◆ What needs to be done ◆
From the listing that follows, output everything exactly except the pictures.

(Dataset items)
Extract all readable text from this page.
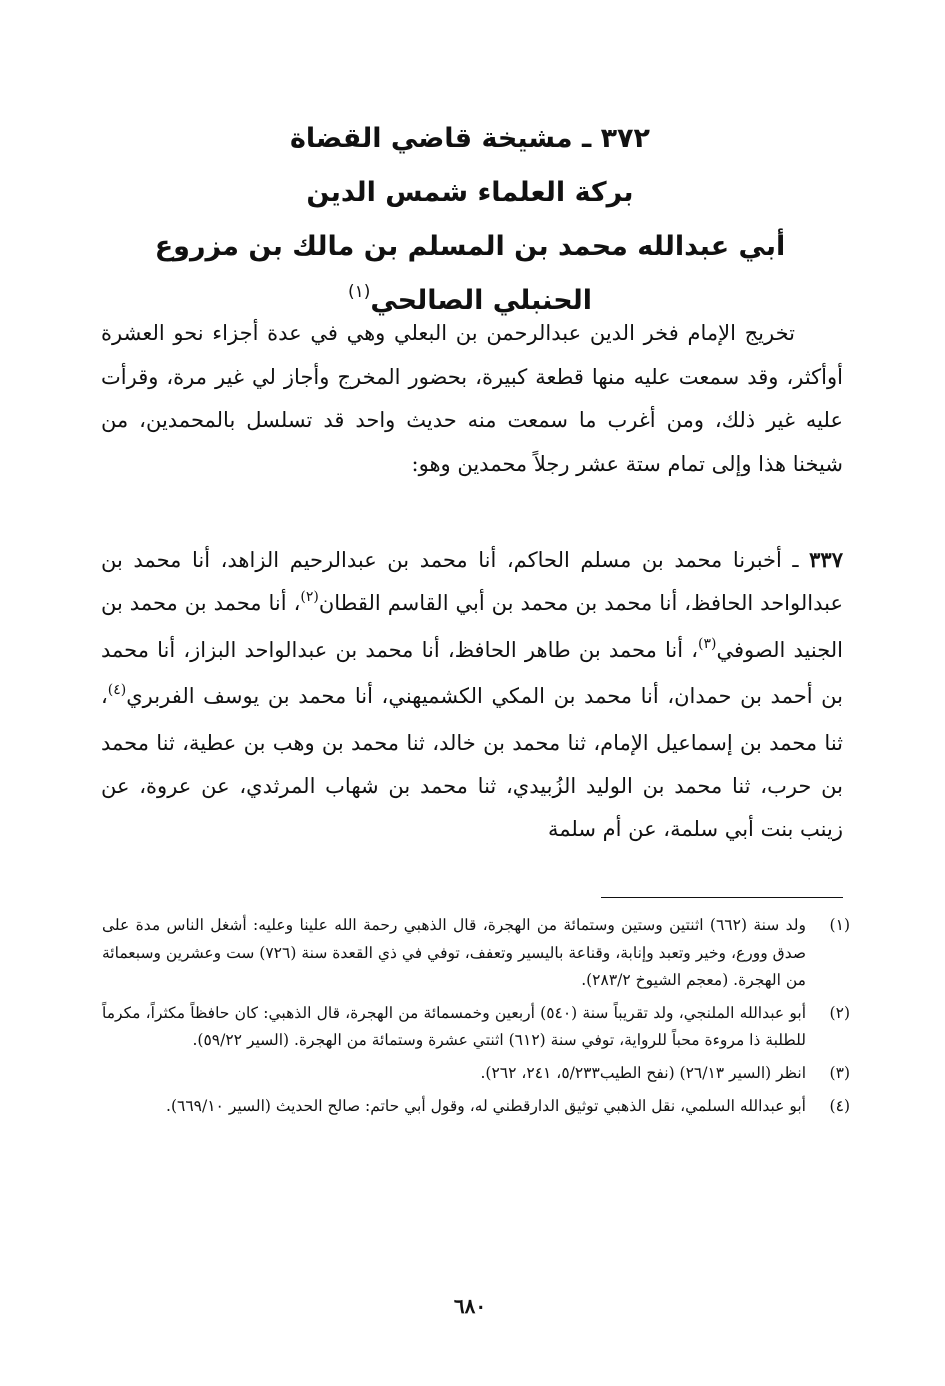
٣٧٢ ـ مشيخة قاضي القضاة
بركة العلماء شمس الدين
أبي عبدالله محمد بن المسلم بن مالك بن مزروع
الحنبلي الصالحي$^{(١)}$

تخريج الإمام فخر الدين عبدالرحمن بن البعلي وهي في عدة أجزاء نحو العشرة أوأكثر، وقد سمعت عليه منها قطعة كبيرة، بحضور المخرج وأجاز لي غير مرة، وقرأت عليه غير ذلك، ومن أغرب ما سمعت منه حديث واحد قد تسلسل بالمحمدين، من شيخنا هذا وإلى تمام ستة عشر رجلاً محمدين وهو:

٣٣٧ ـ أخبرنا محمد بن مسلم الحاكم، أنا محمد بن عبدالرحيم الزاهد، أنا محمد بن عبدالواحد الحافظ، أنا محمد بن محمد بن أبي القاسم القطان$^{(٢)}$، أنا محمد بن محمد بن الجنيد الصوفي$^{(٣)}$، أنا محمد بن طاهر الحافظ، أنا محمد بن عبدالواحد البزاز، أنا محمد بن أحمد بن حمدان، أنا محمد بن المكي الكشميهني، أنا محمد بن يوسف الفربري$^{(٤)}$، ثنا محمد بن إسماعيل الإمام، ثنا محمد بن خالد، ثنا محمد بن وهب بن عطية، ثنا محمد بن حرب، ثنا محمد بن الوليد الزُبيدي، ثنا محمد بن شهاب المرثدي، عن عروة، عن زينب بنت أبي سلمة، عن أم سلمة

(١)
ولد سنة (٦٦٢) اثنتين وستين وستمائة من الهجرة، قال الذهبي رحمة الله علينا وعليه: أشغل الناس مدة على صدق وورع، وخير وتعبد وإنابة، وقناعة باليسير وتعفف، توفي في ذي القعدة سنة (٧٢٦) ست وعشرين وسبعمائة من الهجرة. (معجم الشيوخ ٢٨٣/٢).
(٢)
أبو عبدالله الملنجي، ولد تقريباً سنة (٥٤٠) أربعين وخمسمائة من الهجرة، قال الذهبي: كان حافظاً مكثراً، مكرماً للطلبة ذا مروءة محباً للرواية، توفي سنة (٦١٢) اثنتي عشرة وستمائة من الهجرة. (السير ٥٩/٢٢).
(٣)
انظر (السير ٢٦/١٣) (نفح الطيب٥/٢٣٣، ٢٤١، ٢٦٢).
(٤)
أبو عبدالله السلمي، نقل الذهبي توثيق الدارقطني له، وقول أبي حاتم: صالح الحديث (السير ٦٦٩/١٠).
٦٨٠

◆ Expected output ◆
Extract all readable text from this page.
٣٧٢ ـ مشيخة قاضي القضاة
بركة العلماء شمس الدين
أبي عبدالله محمد بن المسلم بن مالك بن مزروع
الحنبلي الصالحي$^{(١)}$

تخريج الإمام فخر الدين عبدالرحمن بن البعلي وهي في عدة أجزاء نحو العشرة أوأكثر، وقد سمعت عليه منها قطعة كبيرة، بحضور المخرج وأجاز لي غير مرة، وقرأت عليه غير ذلك، ومن أغرب ما سمعت منه حديث واحد قد تسلسل بالمحمدين، من شيخنا هذا وإلى تمام ستة عشر رجلاً محمدين وهو:

٣٣٧ ـ أخبرنا محمد بن مسلم الحاكم، أنا محمد بن عبدالرحيم الزاهد، أنا محمد بن عبدالواحد الحافظ، أنا محمد بن محمد بن أبي القاسم القطان$^{(٢)}$، أنا محمد بن محمد بن الجنيد الصوفي$^{(٣)}$، أنا محمد بن طاهر الحافظ، أنا محمد بن عبدالواحد البزاز، أنا محمد بن أحمد بن حمدان، أنا محمد بن المكي الكشميهني، أنا محمد بن يوسف الفربري$^{(٤)}$، ثنا محمد بن إسماعيل الإمام، ثنا محمد بن خالد، ثنا محمد بن وهب بن عطية، ثنا محمد بن حرب، ثنا محمد بن الوليد الزُبيدي، ثنا محمد بن شهاب المرثدي، عن عروة، عن زينب بنت أبي سلمة، عن أم سلمة

(١)
ولد سنة (٦٦٢) اثنتين وستين وستمائة من الهجرة، قال الذهبي رحمة الله علينا وعليه: أشغل الناس مدة على صدق وورع، وخير وتعبد وإنابة، وقناعة باليسير وتعفف، توفي في ذي القعدة سنة (٧٢٦) ست وعشرين وسبعمائة من الهجرة. (معجم الشيوخ ٢٨٣/٢).
(٢)
أبو عبدالله الملنجي، ولد تقريباً سنة (٥٤٠) أربعين وخمسمائة من الهجرة، قال الذهبي: كان حافظاً مكثراً، مكرماً للطلبة ذا مروءة محباً للرواية، توفي سنة (٦١٢) اثنتي عشرة وستمائة من الهجرة. (السير ٥٩/٢٢).
(٣)
انظر (السير ٢٦/١٣) (نفح الطيب٥/٢٣٣، ٢٤١، ٢٦٢).
(٤)
أبو عبدالله السلمي، نقل الذهبي توثيق الدارقطني له، وقول أبي حاتم: صالح الحديث (السير ٦٦٩/١٠).
٦٨٠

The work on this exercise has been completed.